§ Instructions to follow: Search the listing for the string "cost" and copy every line that contains it.

[Collection entries]
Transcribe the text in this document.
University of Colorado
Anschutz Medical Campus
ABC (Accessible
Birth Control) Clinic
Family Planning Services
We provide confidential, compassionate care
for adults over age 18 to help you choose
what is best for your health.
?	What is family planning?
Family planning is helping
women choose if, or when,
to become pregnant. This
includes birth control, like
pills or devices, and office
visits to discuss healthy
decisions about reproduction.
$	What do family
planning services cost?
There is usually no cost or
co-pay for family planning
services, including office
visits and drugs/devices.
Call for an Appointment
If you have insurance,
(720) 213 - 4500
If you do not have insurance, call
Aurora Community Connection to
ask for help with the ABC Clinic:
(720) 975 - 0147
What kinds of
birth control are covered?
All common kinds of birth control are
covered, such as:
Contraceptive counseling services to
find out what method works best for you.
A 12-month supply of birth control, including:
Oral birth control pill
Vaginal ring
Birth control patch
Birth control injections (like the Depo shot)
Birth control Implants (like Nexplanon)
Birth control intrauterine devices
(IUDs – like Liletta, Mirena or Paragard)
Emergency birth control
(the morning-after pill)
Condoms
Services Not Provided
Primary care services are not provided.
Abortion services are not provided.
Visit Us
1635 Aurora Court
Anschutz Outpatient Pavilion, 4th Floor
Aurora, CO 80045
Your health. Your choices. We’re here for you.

§ Exercise response:
planning services cost?
There is usually no cost or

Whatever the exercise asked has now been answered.